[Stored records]
┌────────
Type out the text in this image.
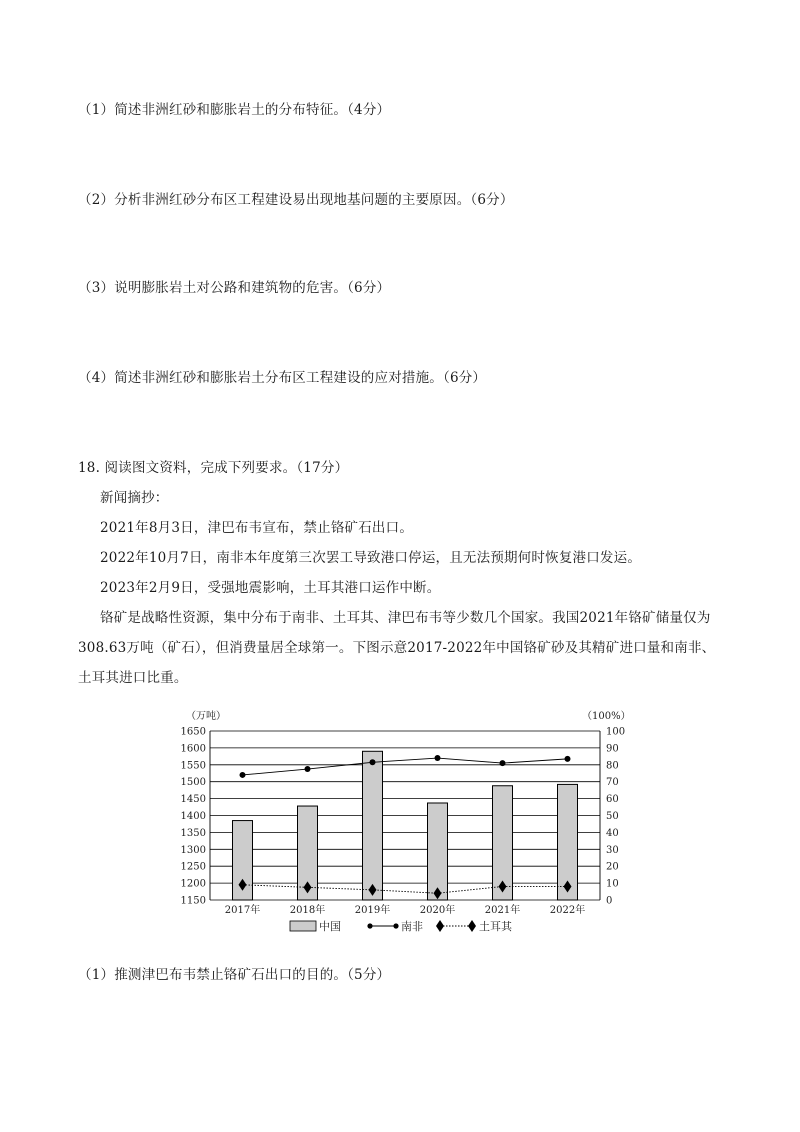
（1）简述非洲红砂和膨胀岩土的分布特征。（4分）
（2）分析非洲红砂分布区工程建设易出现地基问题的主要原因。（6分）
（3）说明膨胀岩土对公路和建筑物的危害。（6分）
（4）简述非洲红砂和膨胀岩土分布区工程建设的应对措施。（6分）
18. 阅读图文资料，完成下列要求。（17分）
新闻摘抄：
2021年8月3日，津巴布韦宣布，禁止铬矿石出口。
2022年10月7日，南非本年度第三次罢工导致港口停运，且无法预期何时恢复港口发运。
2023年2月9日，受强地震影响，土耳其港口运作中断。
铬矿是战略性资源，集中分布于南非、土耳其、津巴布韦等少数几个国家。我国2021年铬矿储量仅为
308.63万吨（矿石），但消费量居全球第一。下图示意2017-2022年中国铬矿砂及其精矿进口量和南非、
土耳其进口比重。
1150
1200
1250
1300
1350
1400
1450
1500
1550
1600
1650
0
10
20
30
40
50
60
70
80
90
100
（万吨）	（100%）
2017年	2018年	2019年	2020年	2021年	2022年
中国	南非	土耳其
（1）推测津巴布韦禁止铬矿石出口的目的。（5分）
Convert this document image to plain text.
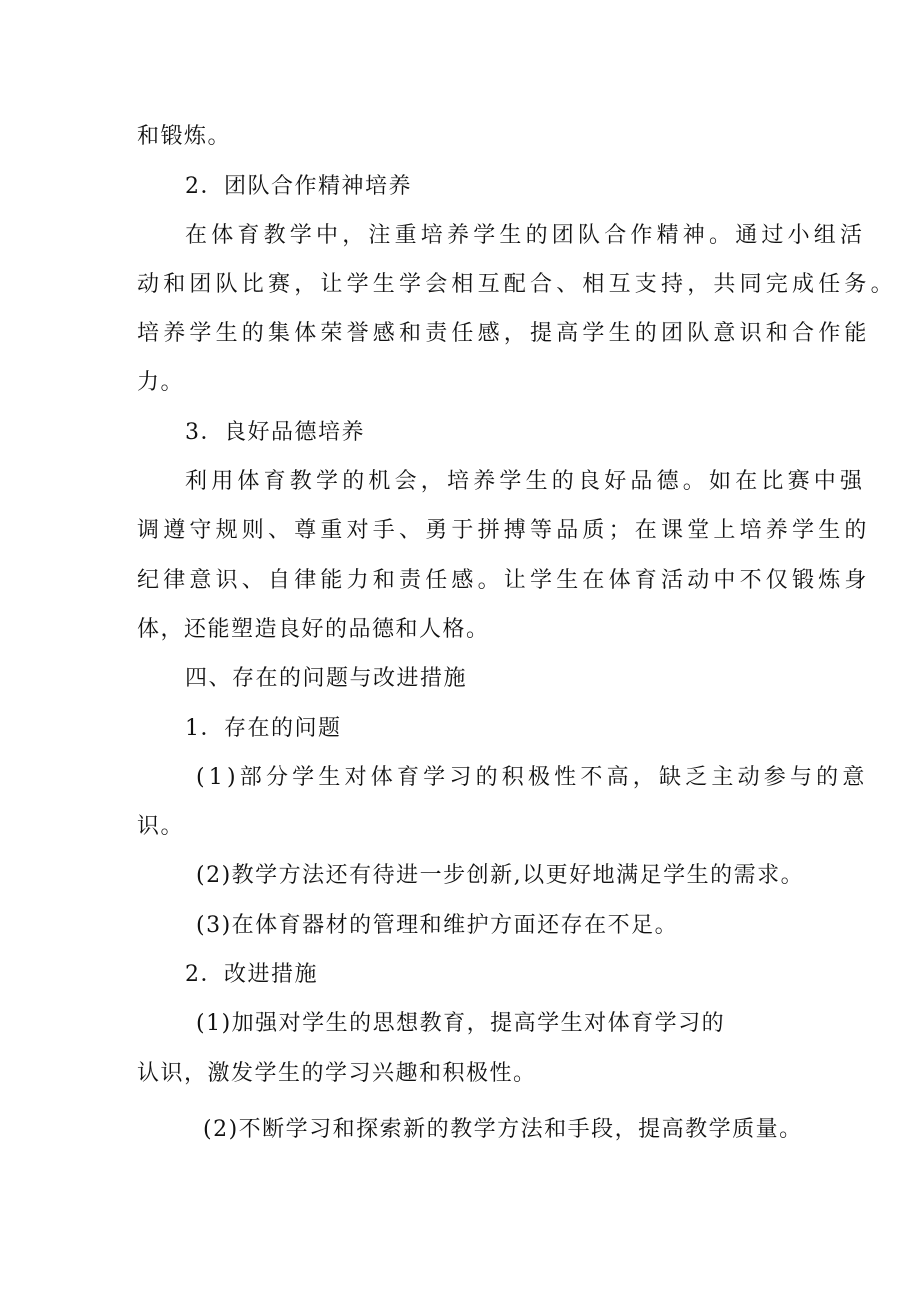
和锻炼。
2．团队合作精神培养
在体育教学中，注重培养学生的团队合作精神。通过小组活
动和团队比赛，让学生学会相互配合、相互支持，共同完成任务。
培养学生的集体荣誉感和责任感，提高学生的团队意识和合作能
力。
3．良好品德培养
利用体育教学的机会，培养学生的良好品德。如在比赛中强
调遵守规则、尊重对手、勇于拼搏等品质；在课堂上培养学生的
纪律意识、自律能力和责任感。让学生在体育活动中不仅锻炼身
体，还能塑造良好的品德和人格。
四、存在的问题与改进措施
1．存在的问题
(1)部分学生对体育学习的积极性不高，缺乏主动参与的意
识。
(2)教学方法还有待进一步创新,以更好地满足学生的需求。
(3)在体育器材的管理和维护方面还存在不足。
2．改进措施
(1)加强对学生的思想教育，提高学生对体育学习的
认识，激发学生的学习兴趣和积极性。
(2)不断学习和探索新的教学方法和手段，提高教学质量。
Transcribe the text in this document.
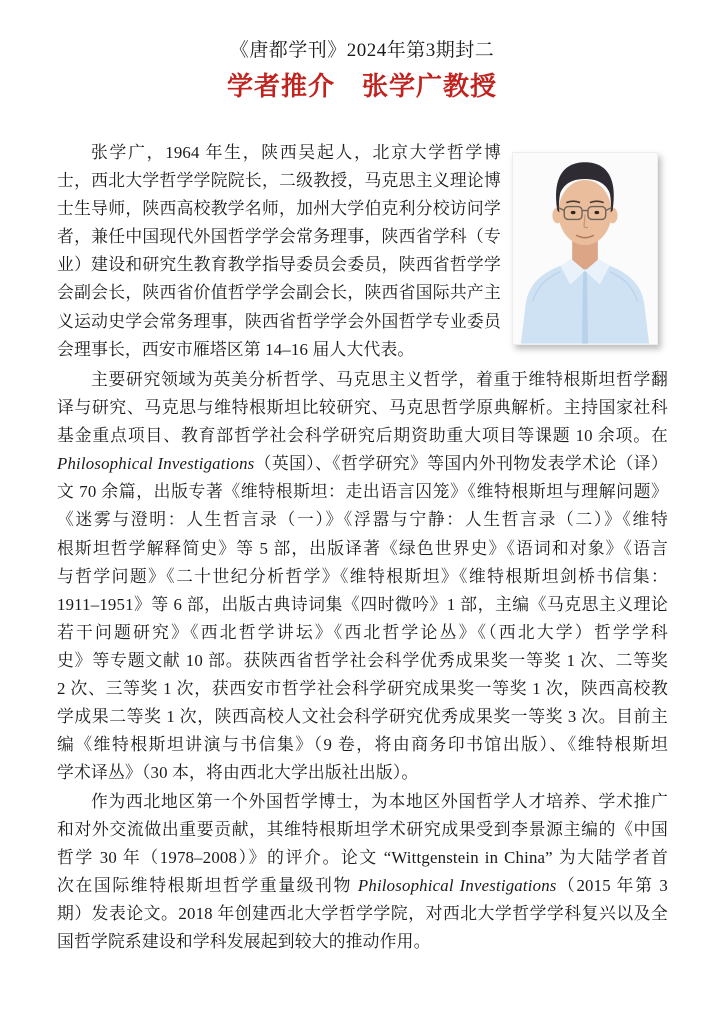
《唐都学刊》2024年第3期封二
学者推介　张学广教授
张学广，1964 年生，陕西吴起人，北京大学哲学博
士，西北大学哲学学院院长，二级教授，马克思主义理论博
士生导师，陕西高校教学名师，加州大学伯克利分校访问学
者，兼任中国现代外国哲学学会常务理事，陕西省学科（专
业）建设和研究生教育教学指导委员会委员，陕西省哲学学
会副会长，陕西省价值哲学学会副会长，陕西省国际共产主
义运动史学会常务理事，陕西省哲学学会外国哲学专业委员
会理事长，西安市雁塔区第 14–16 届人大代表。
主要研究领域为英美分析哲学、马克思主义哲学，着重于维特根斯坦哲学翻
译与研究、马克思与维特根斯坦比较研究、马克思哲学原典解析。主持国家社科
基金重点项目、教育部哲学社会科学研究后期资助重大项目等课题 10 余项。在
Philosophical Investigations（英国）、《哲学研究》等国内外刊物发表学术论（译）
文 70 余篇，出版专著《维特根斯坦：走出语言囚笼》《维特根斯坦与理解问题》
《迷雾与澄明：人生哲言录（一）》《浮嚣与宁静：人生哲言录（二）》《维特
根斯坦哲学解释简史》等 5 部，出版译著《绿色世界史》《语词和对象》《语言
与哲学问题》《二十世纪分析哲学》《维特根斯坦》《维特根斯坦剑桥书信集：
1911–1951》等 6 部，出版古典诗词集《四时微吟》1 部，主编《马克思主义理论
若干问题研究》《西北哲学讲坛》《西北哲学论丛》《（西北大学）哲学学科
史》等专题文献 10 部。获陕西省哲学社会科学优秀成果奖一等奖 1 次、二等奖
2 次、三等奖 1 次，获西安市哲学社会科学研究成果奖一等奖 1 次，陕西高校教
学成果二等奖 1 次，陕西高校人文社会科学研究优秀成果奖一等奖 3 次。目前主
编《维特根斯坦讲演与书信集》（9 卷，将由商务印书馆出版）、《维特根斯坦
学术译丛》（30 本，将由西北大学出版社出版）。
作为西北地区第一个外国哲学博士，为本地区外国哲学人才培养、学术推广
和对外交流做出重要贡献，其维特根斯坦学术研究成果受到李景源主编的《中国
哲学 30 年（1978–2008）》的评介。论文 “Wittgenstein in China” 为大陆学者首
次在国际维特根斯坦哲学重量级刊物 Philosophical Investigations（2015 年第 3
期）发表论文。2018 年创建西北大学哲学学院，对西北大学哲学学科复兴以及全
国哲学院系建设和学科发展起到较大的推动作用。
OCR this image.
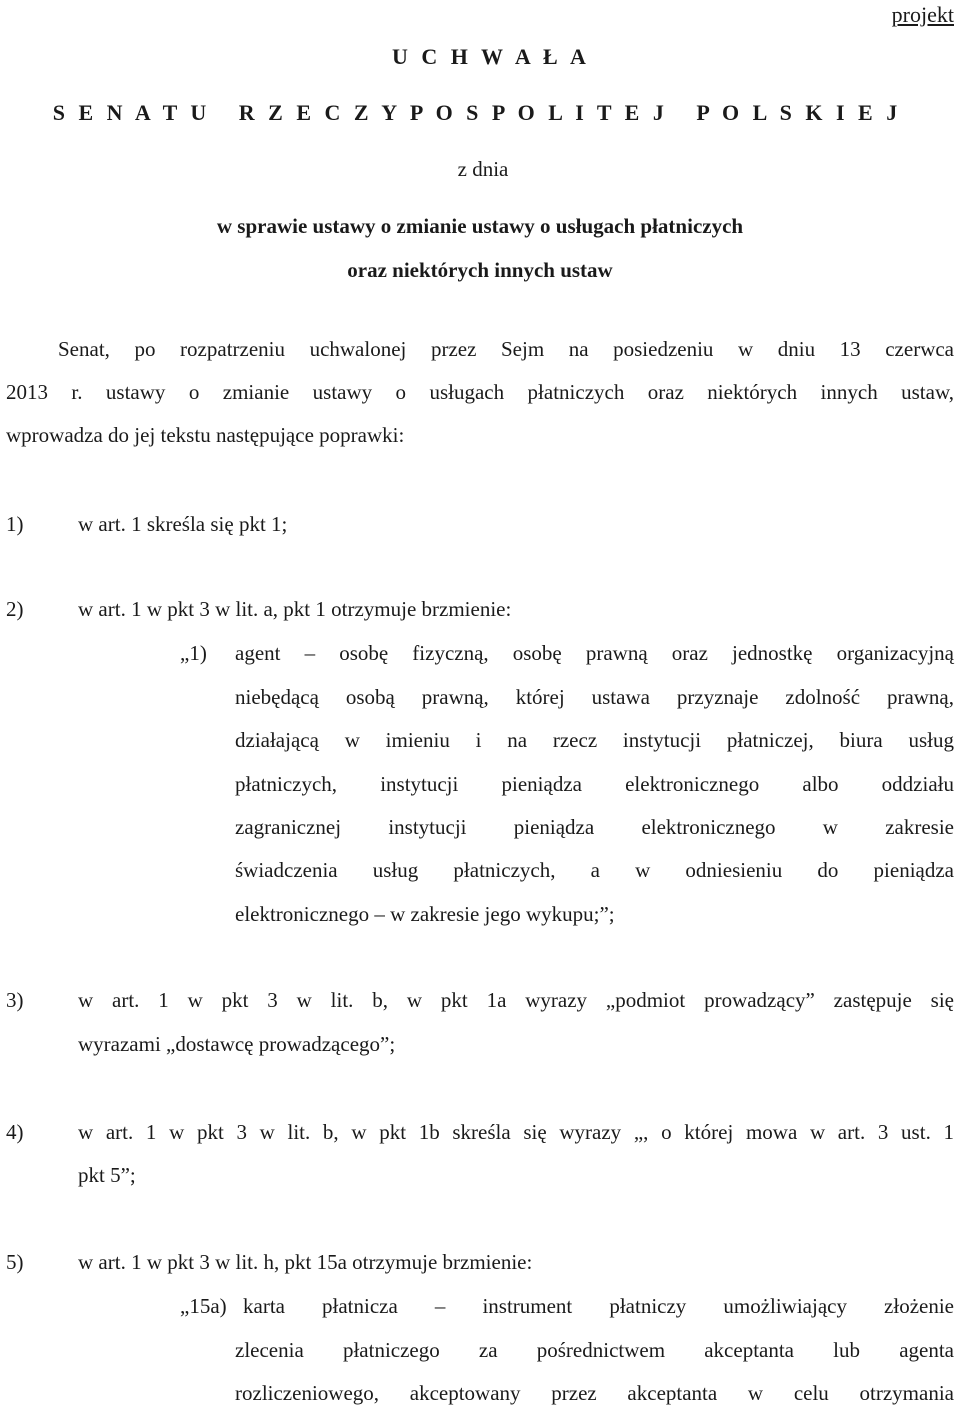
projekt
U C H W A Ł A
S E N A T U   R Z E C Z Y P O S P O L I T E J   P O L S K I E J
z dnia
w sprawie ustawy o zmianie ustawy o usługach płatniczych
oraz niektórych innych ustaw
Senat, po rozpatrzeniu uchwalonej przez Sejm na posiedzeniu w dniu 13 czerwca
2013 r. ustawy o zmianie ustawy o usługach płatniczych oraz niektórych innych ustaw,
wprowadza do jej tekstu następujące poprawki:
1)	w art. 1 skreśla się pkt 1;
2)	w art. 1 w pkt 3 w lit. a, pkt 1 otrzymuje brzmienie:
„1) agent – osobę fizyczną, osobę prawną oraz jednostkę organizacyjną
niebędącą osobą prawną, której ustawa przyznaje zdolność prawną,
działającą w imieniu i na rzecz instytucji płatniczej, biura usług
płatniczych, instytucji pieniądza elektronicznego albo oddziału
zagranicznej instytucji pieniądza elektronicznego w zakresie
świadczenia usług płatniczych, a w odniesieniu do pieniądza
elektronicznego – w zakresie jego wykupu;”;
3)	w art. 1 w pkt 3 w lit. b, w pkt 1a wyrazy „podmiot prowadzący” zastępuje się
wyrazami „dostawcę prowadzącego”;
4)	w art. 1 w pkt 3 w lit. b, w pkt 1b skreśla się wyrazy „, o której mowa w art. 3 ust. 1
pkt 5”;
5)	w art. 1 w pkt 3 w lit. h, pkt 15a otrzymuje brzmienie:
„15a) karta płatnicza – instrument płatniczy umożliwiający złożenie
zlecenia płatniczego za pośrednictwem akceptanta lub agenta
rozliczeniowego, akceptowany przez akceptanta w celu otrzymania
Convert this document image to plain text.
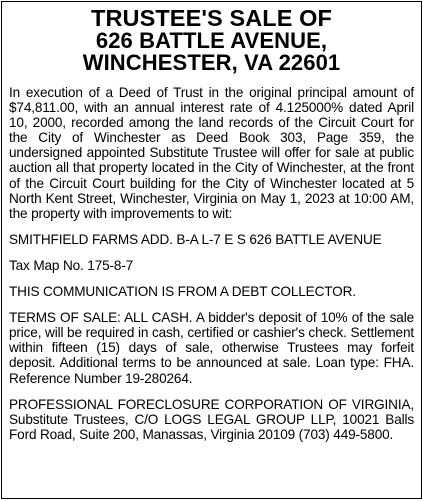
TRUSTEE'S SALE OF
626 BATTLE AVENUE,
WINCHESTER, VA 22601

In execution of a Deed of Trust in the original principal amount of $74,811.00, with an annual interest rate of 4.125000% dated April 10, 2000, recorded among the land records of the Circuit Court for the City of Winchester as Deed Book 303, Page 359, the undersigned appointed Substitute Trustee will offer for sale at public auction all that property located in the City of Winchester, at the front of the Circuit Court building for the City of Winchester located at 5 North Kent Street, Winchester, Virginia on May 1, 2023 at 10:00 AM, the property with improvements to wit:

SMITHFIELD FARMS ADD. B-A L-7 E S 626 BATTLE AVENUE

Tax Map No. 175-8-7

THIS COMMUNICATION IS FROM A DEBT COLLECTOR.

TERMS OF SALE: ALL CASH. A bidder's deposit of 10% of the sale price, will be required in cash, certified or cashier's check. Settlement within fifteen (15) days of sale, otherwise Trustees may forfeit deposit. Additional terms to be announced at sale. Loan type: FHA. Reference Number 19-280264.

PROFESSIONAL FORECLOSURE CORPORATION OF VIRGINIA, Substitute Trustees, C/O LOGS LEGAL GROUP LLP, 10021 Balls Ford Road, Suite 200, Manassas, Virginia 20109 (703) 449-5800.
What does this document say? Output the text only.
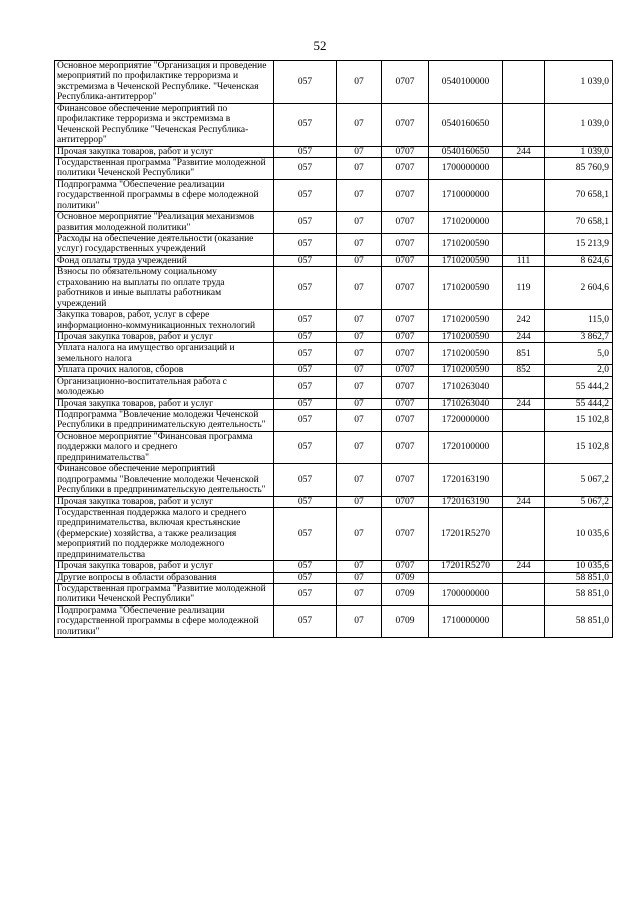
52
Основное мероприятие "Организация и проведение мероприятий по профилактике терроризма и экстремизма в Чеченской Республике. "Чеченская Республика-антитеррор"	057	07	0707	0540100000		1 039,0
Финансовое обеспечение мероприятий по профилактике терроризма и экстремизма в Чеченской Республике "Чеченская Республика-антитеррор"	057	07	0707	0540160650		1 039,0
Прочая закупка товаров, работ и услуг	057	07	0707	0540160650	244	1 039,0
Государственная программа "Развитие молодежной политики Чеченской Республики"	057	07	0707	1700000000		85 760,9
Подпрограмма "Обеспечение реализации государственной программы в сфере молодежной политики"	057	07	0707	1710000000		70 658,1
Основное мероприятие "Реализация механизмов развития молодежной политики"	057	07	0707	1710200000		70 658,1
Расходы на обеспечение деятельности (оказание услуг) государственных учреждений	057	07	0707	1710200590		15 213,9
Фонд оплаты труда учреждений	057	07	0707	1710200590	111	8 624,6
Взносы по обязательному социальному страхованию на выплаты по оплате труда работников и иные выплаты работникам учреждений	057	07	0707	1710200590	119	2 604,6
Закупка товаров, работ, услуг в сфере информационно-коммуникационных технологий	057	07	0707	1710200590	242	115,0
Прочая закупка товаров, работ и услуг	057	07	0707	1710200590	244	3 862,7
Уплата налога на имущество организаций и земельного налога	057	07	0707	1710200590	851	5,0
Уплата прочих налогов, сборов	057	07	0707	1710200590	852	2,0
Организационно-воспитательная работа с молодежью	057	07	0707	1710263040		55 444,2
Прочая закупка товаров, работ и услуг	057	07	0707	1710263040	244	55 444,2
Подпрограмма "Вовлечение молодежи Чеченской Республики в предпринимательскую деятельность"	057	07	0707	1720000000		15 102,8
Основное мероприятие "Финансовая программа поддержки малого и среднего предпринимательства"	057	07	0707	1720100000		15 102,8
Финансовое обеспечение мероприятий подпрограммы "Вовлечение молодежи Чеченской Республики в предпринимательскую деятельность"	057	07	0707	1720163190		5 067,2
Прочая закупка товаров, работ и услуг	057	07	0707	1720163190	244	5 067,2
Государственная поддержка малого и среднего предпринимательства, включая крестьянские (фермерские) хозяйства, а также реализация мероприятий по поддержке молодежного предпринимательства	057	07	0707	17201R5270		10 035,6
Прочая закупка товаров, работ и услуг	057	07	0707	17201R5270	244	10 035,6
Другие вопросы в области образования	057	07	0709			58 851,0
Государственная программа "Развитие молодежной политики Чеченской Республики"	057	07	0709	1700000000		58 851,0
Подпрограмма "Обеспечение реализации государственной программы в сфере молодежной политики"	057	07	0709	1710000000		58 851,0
└────────
**Brief**
Locate the lines above that hold the word "предпринимательскую". Show every one of them.

**Finished answer**
Подпрограмма "Вовлечение молодежи Чеченской Республики в предпринимательскую деятельность"	057	07	0707	1720000000		15 102,8
Финансовое обеспечение мероприятий подпрограммы "Вовлечение молодежи Чеченской Республики в предпринимательскую деятельность"	057	07	0707	1720163190		5 067,2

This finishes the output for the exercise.